═══ Records for the exercise ═══

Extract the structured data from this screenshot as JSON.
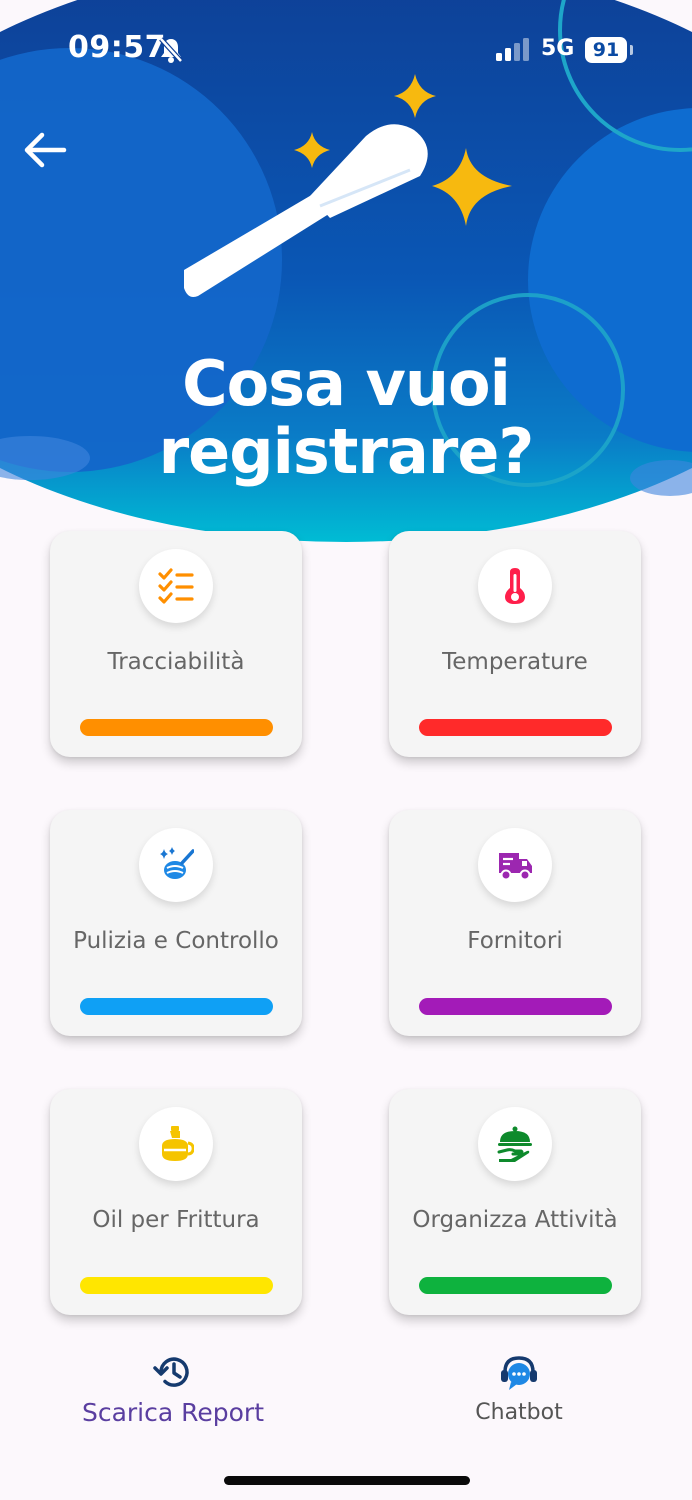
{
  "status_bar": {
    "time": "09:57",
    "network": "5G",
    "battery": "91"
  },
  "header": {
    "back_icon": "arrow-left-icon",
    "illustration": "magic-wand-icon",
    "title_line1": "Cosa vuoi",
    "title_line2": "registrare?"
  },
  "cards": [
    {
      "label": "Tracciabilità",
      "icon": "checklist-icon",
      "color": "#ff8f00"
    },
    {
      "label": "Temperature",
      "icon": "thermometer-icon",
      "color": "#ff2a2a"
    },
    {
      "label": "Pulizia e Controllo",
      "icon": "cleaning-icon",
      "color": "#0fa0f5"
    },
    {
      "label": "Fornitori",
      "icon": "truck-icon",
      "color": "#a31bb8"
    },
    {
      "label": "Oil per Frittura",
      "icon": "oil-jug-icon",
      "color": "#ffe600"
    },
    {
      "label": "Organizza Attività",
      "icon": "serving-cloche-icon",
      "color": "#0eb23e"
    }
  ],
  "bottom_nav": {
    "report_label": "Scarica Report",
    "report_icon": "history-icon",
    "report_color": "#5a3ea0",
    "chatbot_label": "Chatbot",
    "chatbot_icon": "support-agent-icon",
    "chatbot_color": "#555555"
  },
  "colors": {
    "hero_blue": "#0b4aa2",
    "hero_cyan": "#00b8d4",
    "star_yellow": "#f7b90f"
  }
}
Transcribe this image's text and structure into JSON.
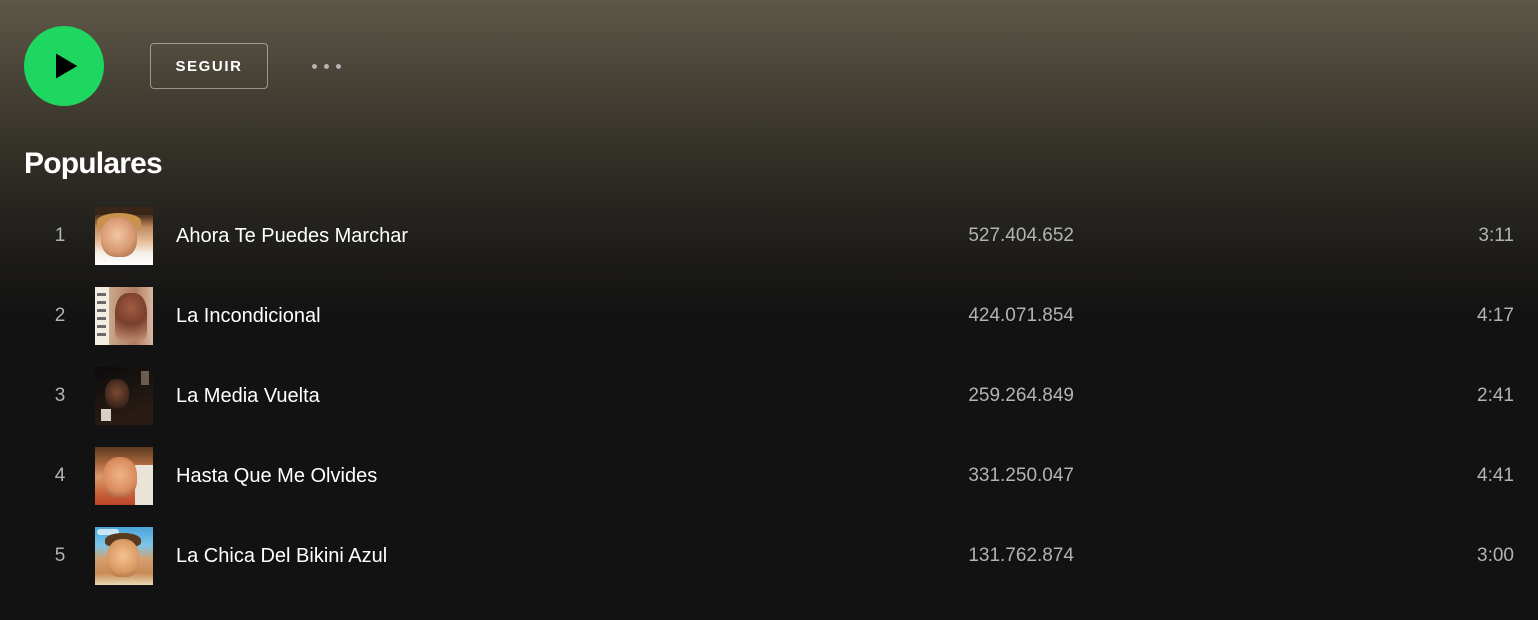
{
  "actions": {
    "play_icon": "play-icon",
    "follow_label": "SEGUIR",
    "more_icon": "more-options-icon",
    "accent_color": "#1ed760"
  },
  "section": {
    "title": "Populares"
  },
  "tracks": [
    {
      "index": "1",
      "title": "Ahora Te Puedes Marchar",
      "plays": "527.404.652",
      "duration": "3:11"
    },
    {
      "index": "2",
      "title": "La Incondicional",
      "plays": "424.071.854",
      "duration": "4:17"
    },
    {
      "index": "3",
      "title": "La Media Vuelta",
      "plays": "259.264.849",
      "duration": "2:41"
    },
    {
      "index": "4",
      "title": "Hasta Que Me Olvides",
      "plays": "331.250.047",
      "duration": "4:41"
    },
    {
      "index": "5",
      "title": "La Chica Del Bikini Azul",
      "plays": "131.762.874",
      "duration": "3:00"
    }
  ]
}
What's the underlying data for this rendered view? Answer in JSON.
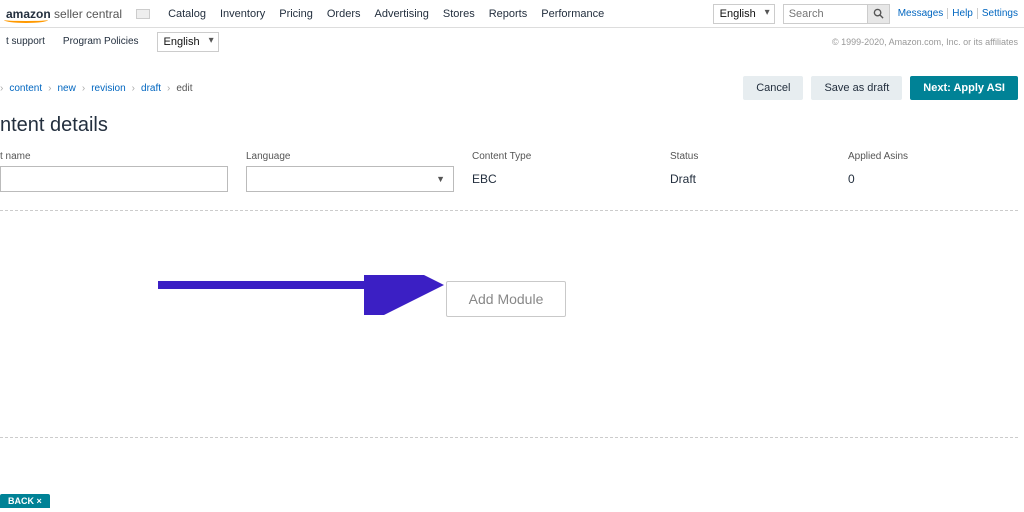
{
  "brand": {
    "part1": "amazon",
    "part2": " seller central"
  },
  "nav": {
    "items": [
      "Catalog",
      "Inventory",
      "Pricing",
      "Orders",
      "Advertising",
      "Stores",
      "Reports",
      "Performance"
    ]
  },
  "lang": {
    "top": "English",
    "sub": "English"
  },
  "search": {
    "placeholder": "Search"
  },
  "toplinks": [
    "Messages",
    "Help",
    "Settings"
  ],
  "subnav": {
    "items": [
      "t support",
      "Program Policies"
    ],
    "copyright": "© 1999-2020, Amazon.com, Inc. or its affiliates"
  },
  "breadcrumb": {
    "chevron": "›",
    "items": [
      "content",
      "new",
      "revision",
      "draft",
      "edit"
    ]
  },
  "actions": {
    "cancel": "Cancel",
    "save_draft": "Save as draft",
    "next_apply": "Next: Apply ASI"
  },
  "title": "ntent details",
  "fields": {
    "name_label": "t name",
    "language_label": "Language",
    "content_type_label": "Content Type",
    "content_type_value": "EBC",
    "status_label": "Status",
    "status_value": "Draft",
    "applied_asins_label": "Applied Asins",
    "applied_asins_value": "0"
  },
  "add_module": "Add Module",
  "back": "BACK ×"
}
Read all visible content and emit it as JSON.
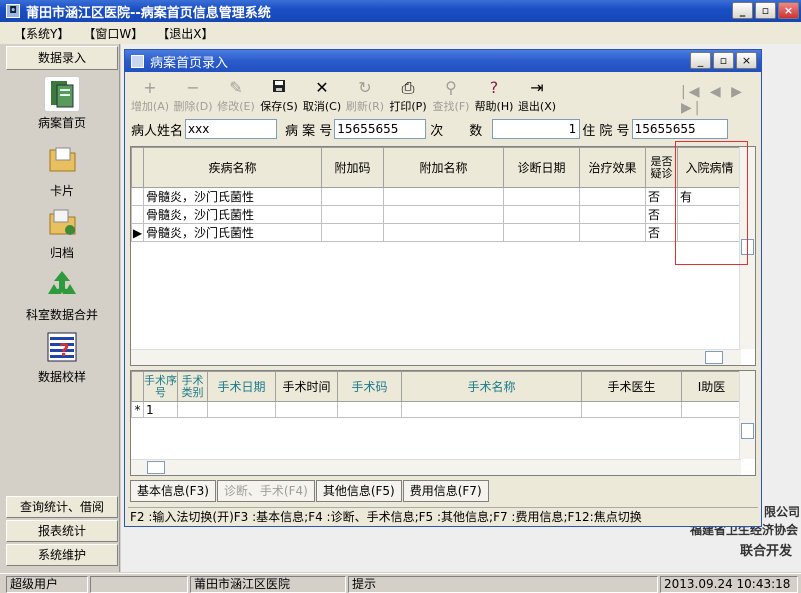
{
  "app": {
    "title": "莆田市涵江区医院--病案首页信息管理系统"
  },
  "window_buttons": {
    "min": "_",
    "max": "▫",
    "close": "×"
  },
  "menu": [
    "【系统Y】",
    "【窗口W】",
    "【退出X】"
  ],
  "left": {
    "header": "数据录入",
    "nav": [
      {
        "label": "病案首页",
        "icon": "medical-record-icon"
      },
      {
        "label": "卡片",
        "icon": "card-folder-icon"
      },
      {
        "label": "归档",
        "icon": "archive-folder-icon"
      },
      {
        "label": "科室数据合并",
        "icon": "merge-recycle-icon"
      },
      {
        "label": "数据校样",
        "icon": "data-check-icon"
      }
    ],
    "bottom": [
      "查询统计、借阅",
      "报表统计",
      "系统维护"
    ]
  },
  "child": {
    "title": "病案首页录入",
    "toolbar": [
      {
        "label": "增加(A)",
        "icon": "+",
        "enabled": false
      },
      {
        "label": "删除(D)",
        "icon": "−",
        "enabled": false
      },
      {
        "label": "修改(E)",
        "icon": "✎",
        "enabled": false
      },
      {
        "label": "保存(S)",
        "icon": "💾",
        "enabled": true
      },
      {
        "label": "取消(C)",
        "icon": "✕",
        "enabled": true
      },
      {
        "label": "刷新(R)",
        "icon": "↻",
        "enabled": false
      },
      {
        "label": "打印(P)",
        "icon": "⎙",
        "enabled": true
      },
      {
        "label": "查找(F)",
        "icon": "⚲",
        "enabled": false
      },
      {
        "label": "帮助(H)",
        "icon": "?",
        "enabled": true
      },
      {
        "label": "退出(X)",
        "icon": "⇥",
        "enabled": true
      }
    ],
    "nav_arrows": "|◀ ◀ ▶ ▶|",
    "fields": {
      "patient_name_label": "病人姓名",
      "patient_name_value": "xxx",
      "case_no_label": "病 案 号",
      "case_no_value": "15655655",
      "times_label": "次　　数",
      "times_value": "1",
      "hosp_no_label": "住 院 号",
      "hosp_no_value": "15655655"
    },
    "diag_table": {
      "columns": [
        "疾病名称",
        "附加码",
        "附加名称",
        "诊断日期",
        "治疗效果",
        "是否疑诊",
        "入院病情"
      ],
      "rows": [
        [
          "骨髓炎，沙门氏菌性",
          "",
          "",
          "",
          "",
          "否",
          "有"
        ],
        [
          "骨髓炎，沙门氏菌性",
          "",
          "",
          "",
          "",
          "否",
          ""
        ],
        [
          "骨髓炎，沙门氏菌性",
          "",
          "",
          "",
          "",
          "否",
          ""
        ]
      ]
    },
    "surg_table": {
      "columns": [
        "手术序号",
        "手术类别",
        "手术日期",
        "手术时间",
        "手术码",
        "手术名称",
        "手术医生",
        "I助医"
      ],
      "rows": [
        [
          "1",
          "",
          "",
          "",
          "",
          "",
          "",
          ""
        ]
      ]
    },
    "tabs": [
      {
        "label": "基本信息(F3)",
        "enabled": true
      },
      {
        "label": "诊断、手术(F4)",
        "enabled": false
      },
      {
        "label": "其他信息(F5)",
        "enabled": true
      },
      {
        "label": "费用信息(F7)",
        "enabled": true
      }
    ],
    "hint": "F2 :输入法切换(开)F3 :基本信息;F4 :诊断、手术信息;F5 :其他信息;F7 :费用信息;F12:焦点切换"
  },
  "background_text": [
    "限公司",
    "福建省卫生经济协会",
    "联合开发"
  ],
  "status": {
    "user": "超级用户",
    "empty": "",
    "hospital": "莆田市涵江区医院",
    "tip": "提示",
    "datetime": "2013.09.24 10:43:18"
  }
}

═══

* [Exercise directions]
Reproduce the material above in full, exactly, with no images.

* [Answer for the task]
Extract the structured data from this screenshot as JSON.
{
  "status_bar": {
    "time": "09:57",
    "network": "5G",
    "battery": "91"
  },
  "header": {
    "back_icon": "arrow-left-icon",
    "illustration": "magic-wand-icon",
    "title_line1": "Cosa vuoi",
    "title_line2": "registrare?"
  },
  "cards": [
    {
      "label": "Tracciabilità",
      "icon": "checklist-icon",
      "color": "#ff8f00"
    },
    {
      "label": "Temperature",
      "icon": "thermometer-icon",
      "color": "#ff2a2a"
    },
    {
      "label": "Pulizia e Controllo",
      "icon": "cleaning-icon",
      "color": "#0fa0f5"
    },
    {
      "label": "Fornitori",
      "icon": "truck-icon",
      "color": "#a31bb8"
    },
    {
      "label": "Oil per Frittura",
      "icon": "oil-jug-icon",
      "color": "#ffe600"
    },
    {
      "label": "Organizza Attività",
      "icon": "serving-cloche-icon",
      "color": "#0eb23e"
    }
  ],
  "bottom_nav": {
    "report_label": "Scarica Report",
    "report_icon": "history-icon",
    "report_color": "#5a3ea0",
    "chatbot_label": "Chatbot",
    "chatbot_icon": "support-agent-icon",
    "chatbot_color": "#555555"
  },
  "colors": {
    "hero_blue": "#0b4aa2",
    "hero_cyan": "#00b8d4",
    "star_yellow": "#f7b90f"
  }
}
Transcribe this image's text and structure into JSON.
{
  "actions": {
    "play_icon": "play-icon",
    "follow_label": "SEGUIR",
    "more_icon": "more-options-icon",
    "accent_color": "#1ed760"
  },
  "section": {
    "title": "Populares"
  },
  "tracks": [
    {
      "index": "1",
      "title": "Ahora Te Puedes Marchar",
      "plays": "527.404.652",
      "duration": "3:11"
    },
    {
      "index": "2",
      "title": "La Incondicional",
      "plays": "424.071.854",
      "duration": "4:17"
    },
    {
      "index": "3",
      "title": "La Media Vuelta",
      "plays": "259.264.849",
      "duration": "2:41"
    },
    {
      "index": "4",
      "title": "Hasta Que Me Olvides",
      "plays": "331.250.047",
      "duration": "4:41"
    },
    {
      "index": "5",
      "title": "La Chica Del Bikini Azul",
      "plays": "131.762.874",
      "duration": "3:00"
    }
  ]
}
What's the underlying data for this rendered view? Answer in JSON.
{
  "brand": {
    "part1": "amazon",
    "part2": " seller central"
  },
  "nav": {
    "items": [
      "Catalog",
      "Inventory",
      "Pricing",
      "Orders",
      "Advertising",
      "Stores",
      "Reports",
      "Performance"
    ]
  },
  "lang": {
    "top": "English",
    "sub": "English"
  },
  "search": {
    "placeholder": "Search"
  },
  "toplinks": [
    "Messages",
    "Help",
    "Settings"
  ],
  "subnav": {
    "items": [
      "t support",
      "Program Policies"
    ],
    "copyright": "© 1999-2020, Amazon.com, Inc. or its affiliates"
  },
  "breadcrumb": {
    "chevron": "›",
    "items": [
      "content",
      "new",
      "revision",
      "draft",
      "edit"
    ]
  },
  "actions": {
    "cancel": "Cancel",
    "save_draft": "Save as draft",
    "next_apply": "Next: Apply ASI"
  },
  "title": "ntent details",
  "fields": {
    "name_label": "t name",
    "language_label": "Language",
    "content_type_label": "Content Type",
    "content_type_value": "EBC",
    "status_label": "Status",
    "status_value": "Draft",
    "applied_asins_label": "Applied Asins",
    "applied_asins_value": "0"
  },
  "add_module": "Add Module",
  "back": "BACK ×"
}
Read all visible content and emit it as JSON.
{
  "app": {
    "title": "莆田市涵江区医院--病案首页信息管理系统"
  },
  "window_buttons": {
    "min": "_",
    "max": "▫",
    "close": "×"
  },
  "menu": [
    "【系统Y】",
    "【窗口W】",
    "【退出X】"
  ],
  "left": {
    "header": "数据录入",
    "nav": [
      {
        "label": "病案首页",
        "icon": "medical-record-icon"
      },
      {
        "label": "卡片",
        "icon": "card-folder-icon"
      },
      {
        "label": "归档",
        "icon": "archive-folder-icon"
      },
      {
        "label": "科室数据合并",
        "icon": "merge-recycle-icon"
      },
      {
        "label": "数据校样",
        "icon": "data-check-icon"
      }
    ],
    "bottom": [
      "查询统计、借阅",
      "报表统计",
      "系统维护"
    ]
  },
  "child": {
    "title": "病案首页录入",
    "toolbar": [
      {
        "label": "增加(A)",
        "icon": "+",
        "enabled": false
      },
      {
        "label": "删除(D)",
        "icon": "−",
        "enabled": false
      },
      {
        "label": "修改(E)",
        "icon": "✎",
        "enabled": false
      },
      {
        "label": "保存(S)",
        "icon": "💾",
        "enabled": true
      },
      {
        "label": "取消(C)",
        "icon": "✕",
        "enabled": true
      },
      {
        "label": "刷新(R)",
        "icon": "↻",
        "enabled": false
      },
      {
        "label": "打印(P)",
        "icon": "⎙",
        "enabled": true
      },
      {
        "label": "查找(F)",
        "icon": "⚲",
        "enabled": false
      },
      {
        "label": "帮助(H)",
        "icon": "?",
        "enabled": true
      },
      {
        "label": "退出(X)",
        "icon": "⇥",
        "enabled": true
      }
    ],
    "nav_arrows": "|◀ ◀ ▶ ▶|",
    "fields": {
      "patient_name_label": "病人姓名",
      "patient_name_value": "xxx",
      "case_no_label": "病 案 号",
      "case_no_value": "15655655",
      "times_label": "次　　数",
      "times_value": "1",
      "hosp_no_label": "住 院 号",
      "hosp_no_value": "15655655"
    },
    "diag_table": {
      "columns": [
        "疾病名称",
        "附加码",
        "附加名称",
        "诊断日期",
        "治疗效果",
        "是否疑诊",
        "入院病情"
      ],
      "rows": [
        [
          "骨髓炎，沙门氏菌性",
          "",
          "",
          "",
          "",
          "否",
          "有"
        ],
        [
          "骨髓炎，沙门氏菌性",
          "",
          "",
          "",
          "",
          "否",
          ""
        ],
        [
          "骨髓炎，沙门氏菌性",
          "",
          "",
          "",
          "",
          "否",
          ""
        ]
      ]
    },
    "surg_table": {
      "columns": [
        "手术序号",
        "手术类别",
        "手术日期",
        "手术时间",
        "手术码",
        "手术名称",
        "手术医生",
        "I助医"
      ],
      "rows": [
        [
          "1",
          "",
          "",
          "",
          "",
          "",
          "",
          ""
        ]
      ]
    },
    "tabs": [
      {
        "label": "基本信息(F3)",
        "enabled": true
      },
      {
        "label": "诊断、手术(F4)",
        "enabled": false
      },
      {
        "label": "其他信息(F5)",
        "enabled": true
      },
      {
        "label": "费用信息(F7)",
        "enabled": true
      }
    ],
    "hint": "F2 :输入法切换(开)F3 :基本信息;F4 :诊断、手术信息;F5 :其他信息;F7 :费用信息;F12:焦点切换"
  },
  "background_text": [
    "限公司",
    "福建省卫生经济协会",
    "联合开发"
  ],
  "status": {
    "user": "超级用户",
    "empty": "",
    "hospital": "莆田市涵江区医院",
    "tip": "提示",
    "datetime": "2013.09.24 10:43:18"
  }
}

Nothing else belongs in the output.